▶ [Written instruction] Locate the string "woman" in the listing below. Copy every line where it is found.

▶ [Input material]
## BEGIN

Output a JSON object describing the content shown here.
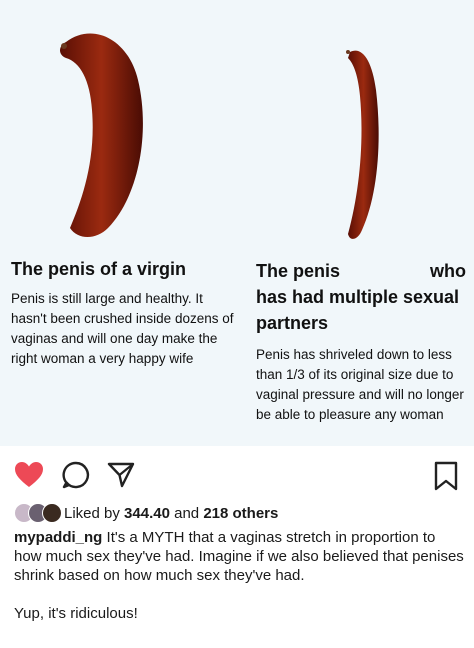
{
  "post_image": {
    "left": {
      "title": "The penis of a virgin",
      "body": "Penis is still large and healthy. It hasn't been crushed inside dozens of vaginas and will one day make the right woman a very happy wife"
    },
    "right": {
      "title_word1": "The penis",
      "title_word2": "who",
      "title_rest": "has had multiple sexual partners",
      "body": "Penis has shriveled down to less than 1/3 of its original size due to vaginal pressure and will no longer be able to pleasure any woman"
    }
  },
  "actions": {
    "like_icon": "heart-icon",
    "comment_icon": "comment-icon",
    "share_icon": "send-icon",
    "save_icon": "bookmark-icon",
    "like_color": "#ed4956"
  },
  "likes": {
    "prefix": "Liked by",
    "first_liker": "344.40",
    "connector": "and",
    "others": "218 others"
  },
  "caption": {
    "username": "mypaddi_ng",
    "text": "It's a MYTH that a vaginas stretch in proportion to how much sex they've had. Imagine if we also believed that penises shrink based on how much sex they've had.",
    "second_paragraph": "Yup, it's ridiculous!"
  }
}
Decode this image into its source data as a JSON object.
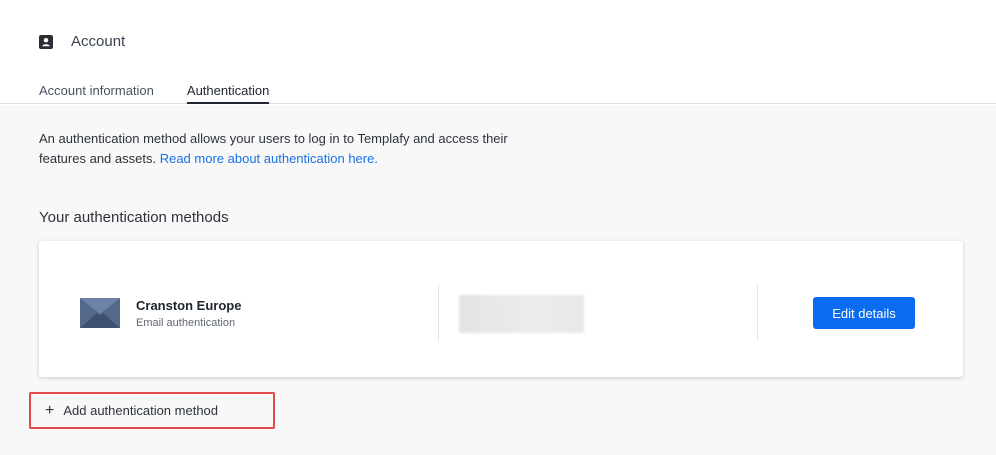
{
  "header": {
    "title": "Account",
    "tabs": [
      {
        "label": "Account information",
        "active": false
      },
      {
        "label": "Authentication",
        "active": true
      }
    ]
  },
  "main": {
    "description": "An authentication method allows your users to log in to Templafy and access their features and assets.",
    "description_link": "Read more about authentication here.",
    "section_title": "Your authentication methods",
    "methods": [
      {
        "name": "Cranston Europe",
        "type": "Email authentication",
        "icon": "envelope-icon",
        "action_label": "Edit details"
      }
    ],
    "add_label": "Add authentication method"
  },
  "colors": {
    "accent": "#0a6cf0",
    "link": "#1a73e8",
    "highlight_border": "#e14b4b"
  }
}
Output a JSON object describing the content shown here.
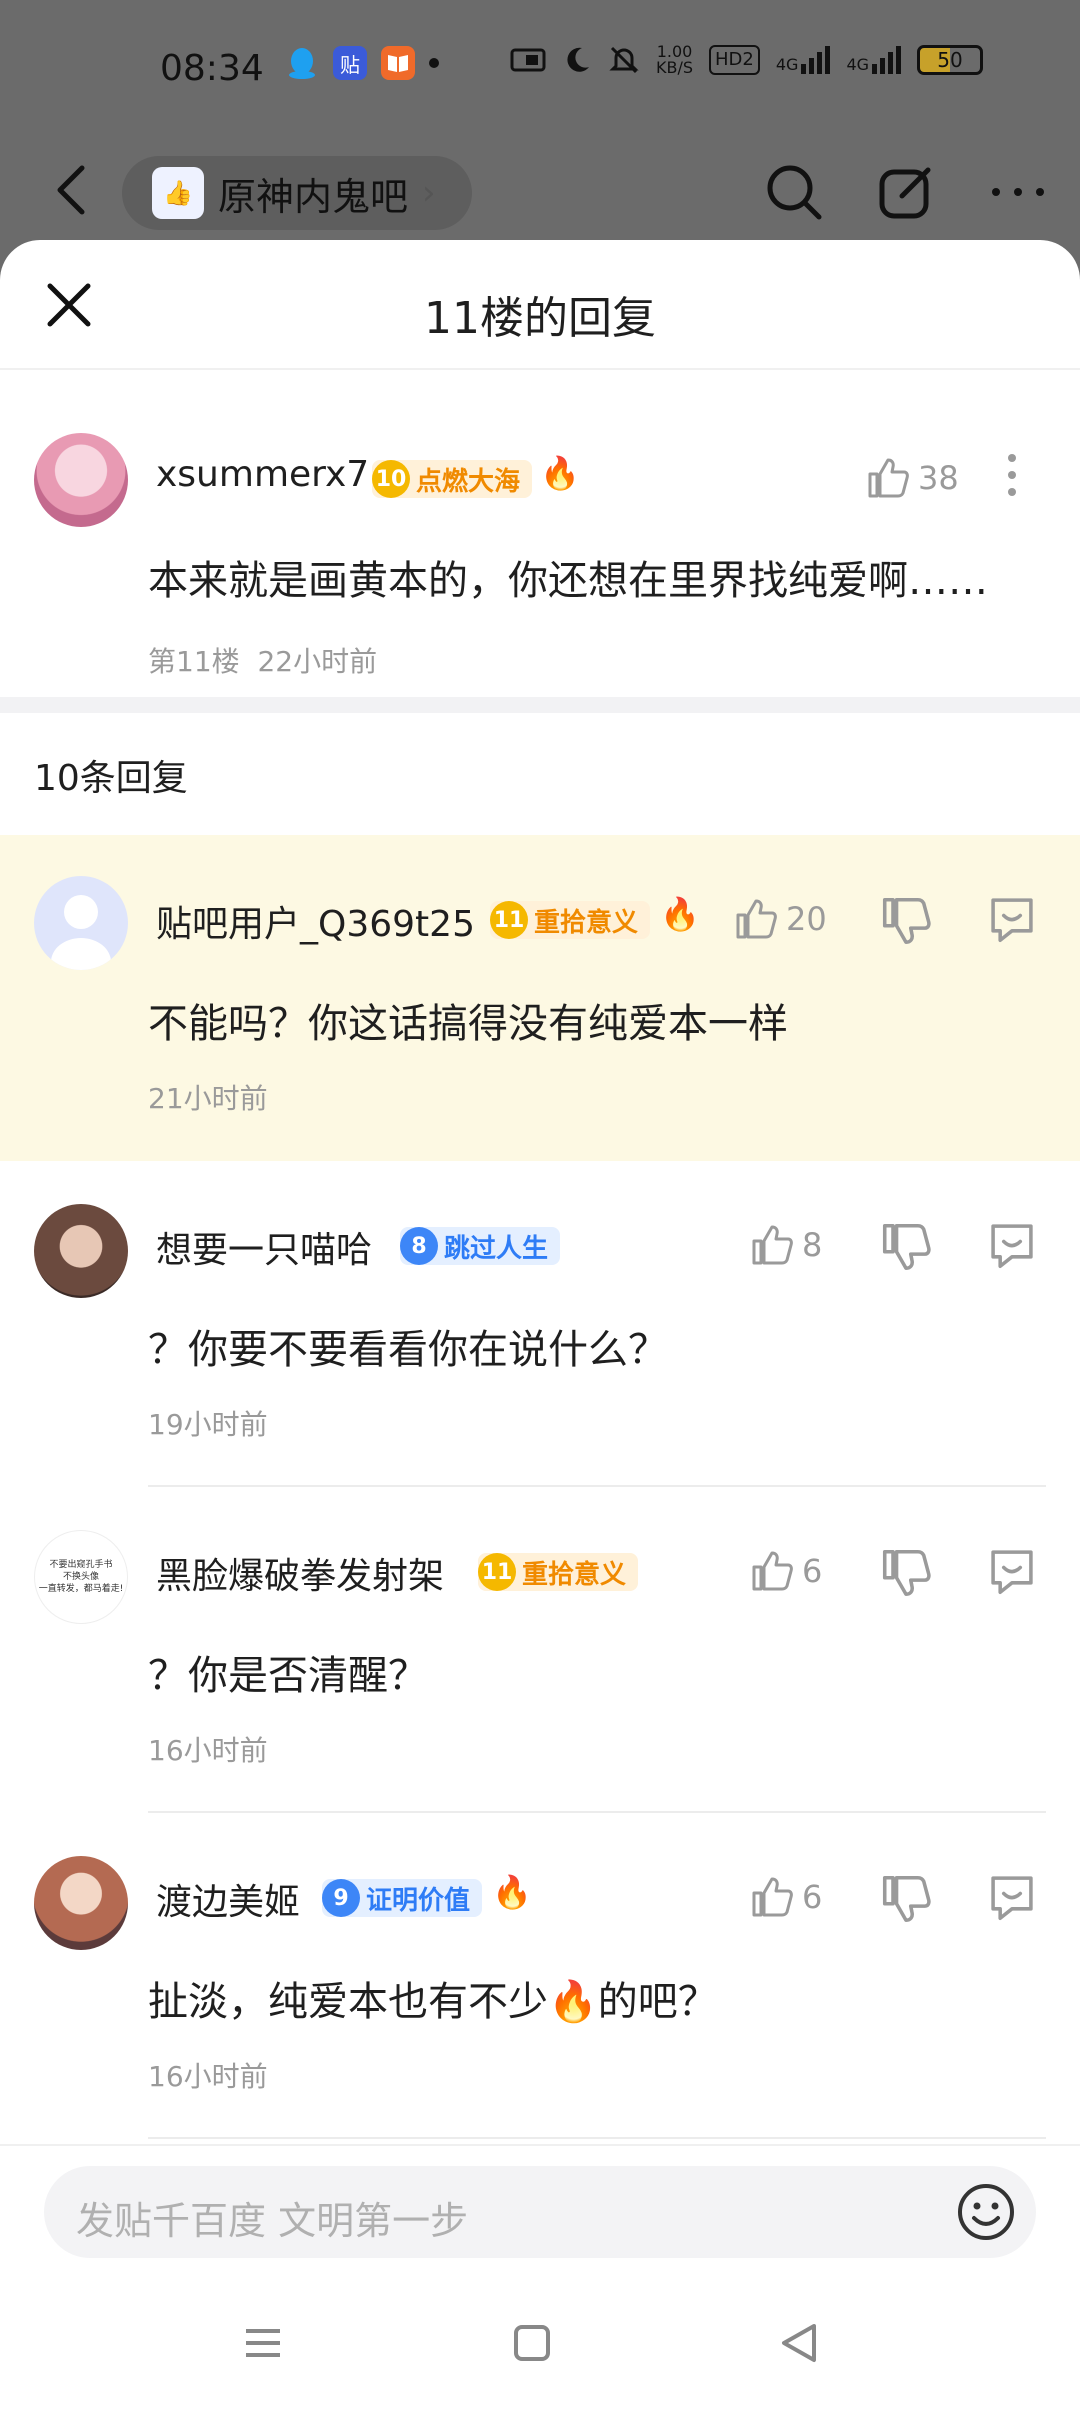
{
  "status": {
    "time": "08:34",
    "net_speed": "1.00\nKB/S",
    "hd": "HD2",
    "signal1": "4G",
    "signal2": "4G",
    "battery": "50",
    "tieba_icon": "贴"
  },
  "nav": {
    "forum_name": "原神内鬼吧",
    "back_icon": "back-arrow-icon",
    "search_icon": "search-icon",
    "edit_icon": "edit-icon",
    "more_icon": "more-dots-icon"
  },
  "sheet": {
    "title": "11楼的回复"
  },
  "main_post": {
    "username": "xsummerx7",
    "badge_level": "10",
    "badge_text": "点燃大海",
    "fire": "🔥",
    "likes": "38",
    "content": "本来就是画黄本的，你还想在里界找纯爱啊……",
    "floor": "第11楼",
    "time": "22小时前"
  },
  "reply_count": "10条回复",
  "replies": [
    {
      "username": "贴吧用户_Q369t25",
      "badge_level": "11",
      "badge_text": "重拾意义",
      "badge_color": "orange",
      "fire": "🔥",
      "likes": "20",
      "content": "不能吗？你这话搞得没有纯爱本一样",
      "time": "21小时前"
    },
    {
      "username": "想要一只喵哈",
      "badge_level": "8",
      "badge_text": "跳过人生",
      "badge_color": "blue",
      "fire": "",
      "likes": "8",
      "content": "？你要不要看看你在说什么？",
      "time": "19小时前"
    },
    {
      "username": "黑脸爆破拳发射架",
      "badge_level": "11",
      "badge_text": "重拾意义",
      "badge_color": "orange",
      "fire": "",
      "likes": "6",
      "content": "？你是否清醒？",
      "time": "16小时前"
    },
    {
      "username": "渡边美姬",
      "badge_level": "9",
      "badge_text": "证明价值",
      "badge_color": "blue",
      "fire": "🔥",
      "likes": "6",
      "content": "扯淡，纯爱本也有不少🔥的吧？",
      "time": "16小时前"
    }
  ],
  "avatar3_text": "不要出窥孔手书\n不换头像\n一直转发，都马着走!",
  "input": {
    "placeholder": "发贴千百度 文明第一步"
  },
  "colors": {
    "highlight_bg": "#fdf9e3",
    "badge_orange": "#f08a00",
    "badge_blue": "#2e7cf6"
  }
}
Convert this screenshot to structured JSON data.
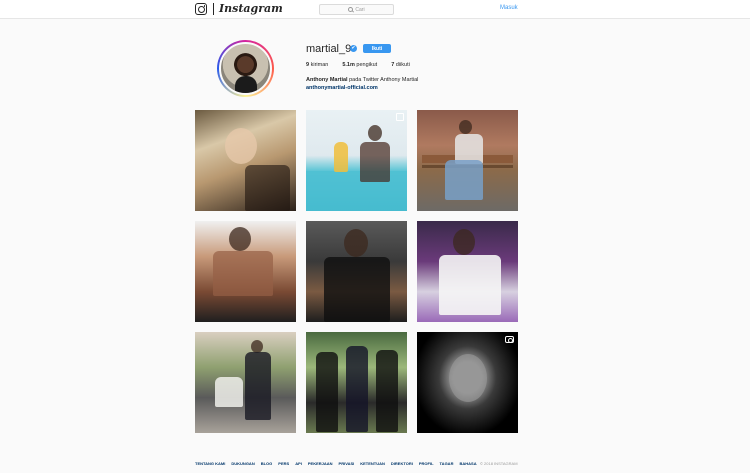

## END

▶ [Correct output]
      "body": "Penis is still large and healthy. It hasn't been crushed inside dozens of vaginas and will one day make the right woman a very happy wife"
      "body": "Penis has shriveled down to less than 1/3 of its original size due to vaginal pressure and will no longer be able to pleasure any woman"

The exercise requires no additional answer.